● **Directions**
Examine the records and identify each line that includes the string "Hoses". Copy those lines.

--- Begin Extracted data ---

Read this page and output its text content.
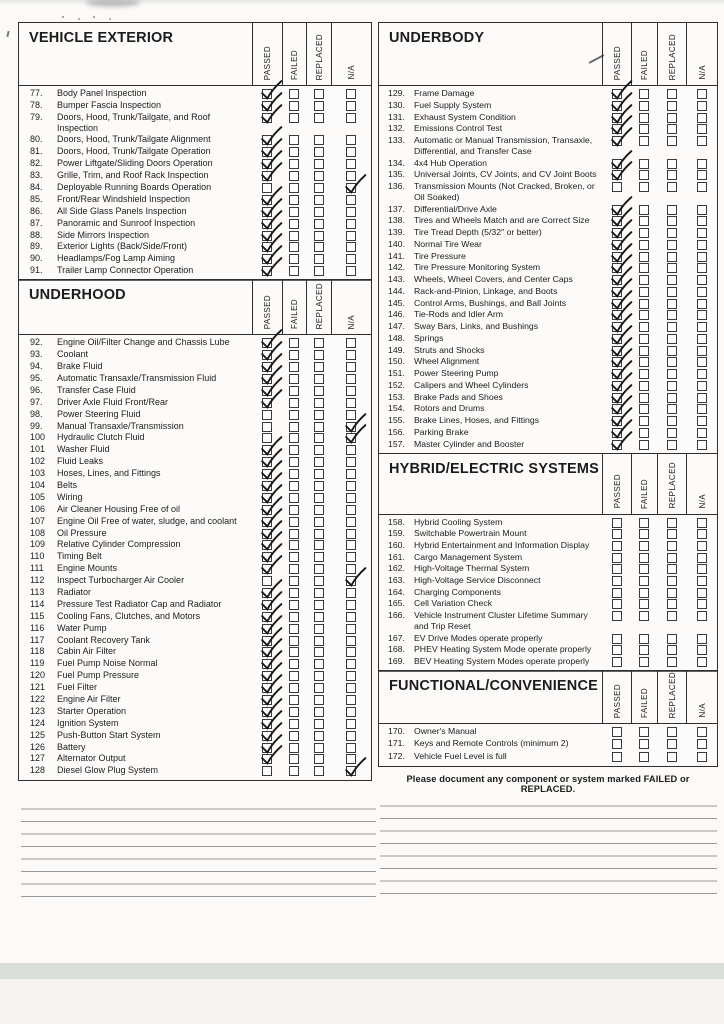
VEHICLE EXTERIOR
PASSED FAILED REPLACED	N/A
77.	Body Panel Inspection
78.	Bumper Fascia Inspection
79.	Doors, Hood, Trunk/Tailgate, and Roof
Inspection
80.	Doors, Hood, Trunk/Tailgate Alignment
81.	Doors, Hood, Trunk/Tailgate Operation
82.	Power Liftgate/Sliding Doors Operation
83.	Grille, Trim, and Roof Rack Inspection
84.	Deployable Running Boards Operation
85.	Front/Rear Windshield Inspection
86.	All Side Glass Panels Inspection
87.	Panoramic and Sunroof Inspection
88.	Side Mirrors Inspection
89.	Exterior Lights (Back/Side/Front)
90.	Headlamps/Fog Lamp Aiming
91.	Trailer Lamp Connector Operation
UNDERHOOD	PASSED FAILED REPLACED	N/A
92.	Engine Oil/Filter Change and Chassis Lube
93.	Coolant
94.	Brake Fluid
95.	Automatic Transaxle/Transmission Fluid
96.	Transfer Case Fluid
97.	Driver Axle Fluid Front/Rear
98.	Power Steering Fluid
99.	Manual Transaxle/Transmission
100	Hydraulic Clutch Fluid
101	Washer Fluid
102	Fluid Leaks
103	Hoses, Lines, and Fittings
104	Belts
105	Wiring
106	Air Cleaner Housing Free of oil
107	Engine Oil Free of water, sludge, and coolant
108	Oil Pressure
109	Relative Cylinder Compression
110	Timing Belt
111	Engine Mounts
112	Inspect Turbocharger Air Cooler
113	Radiator
114	Pressure Test Radiator Cap and Radiator
115	Cooling Fans, Clutches, and Motors
116	Water Pump
117	Coolant Recovery Tank
118	Cabin Air Filter
119	Fuel Pump Noise Normal
120	Fuel Pump Pressure
121	Fuel Filter
122	Engine Air Filter
123	Starter Operation
124	Ignition System
125	Push-Button Start System
126	Battery
127	Alternator Output
128	Diesel Glow Plug System
UNDERBODY
PASSED FAILED REPLACED	N/A
129.	Frame Damage
130.	Fuel Supply System
131.	Exhaust System Condition
132.	Emissions Control Test
133.	Automatic or Manual Transmission, Transaxle,
Differential, and Transfer Case
134.	4x4 Hub Operation
135.	Universal Joints, CV Joints, and CV Joint Boots
136.	Transmission Mounts (Not Cracked, Broken, or
Oil Soaked)
137.	Differential/Drive Axle
138.	Tires and Wheels Match and are Correct Size
139.	Tire Tread Depth (5/32" or better)
140.	Normal Tire Wear
141.	Tire Pressure
142.	Tire Pressure Monitoring System
143.	Wheels, Wheel Covers, and Center Caps
144.	Rack-and-Pinion, Linkage, and Boots
145.	Control Arms, Bushings, and Ball Joints
146.	Tie-Rods and Idler Arm
147.	Sway Bars, Links, and Bushings
148.	Springs
149.	Struts and Shocks
150.	Wheel Alignment
151.	Power Steering Pump
152.	Calipers and Wheel Cylinders
153.	Brake Pads and Shoes
154.	Rotors and Drums
155.	Brake Lines, Hoses, and Fittings
156.	Parking Brake
157.	Master Cylinder and Booster
HYBRID/ELECTRIC SYSTEMS
PASSED FAILED REPLACED	N/A
158.	Hybrid Cooling System
159.	Switchable Powertrain Mount
160.	Hybrid Entertainment and Information Display
161.	Cargo Management System
162.	High-Voltage Thermal System
163.	High-Voltage Service Disconnect
164.	Charging Components
165.	Cell Variation Check
166.	Vehicle Instrument Cluster Lifetime Summary
and Trip Reset
167.	EV Drive Modes operate properly
168.	PHEV Heating System Mode operate properly
169.	BEV Heating System Modes operate properly
FUNCTIONAL/CONVENIENCE	PASSED FAILED REPLACED	N/A
170.	Owner's Manual
171.	Keys and Remote Controls (minimum 2)
172.	Vehicle Fuel Level is full
Please document any component or system marked FAILED or REPLACED.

--- End Extracted data ---

● **Task solution**
103	Hoses, Lines, and Fittings
155.	Brake Lines, Hoses, and Fittings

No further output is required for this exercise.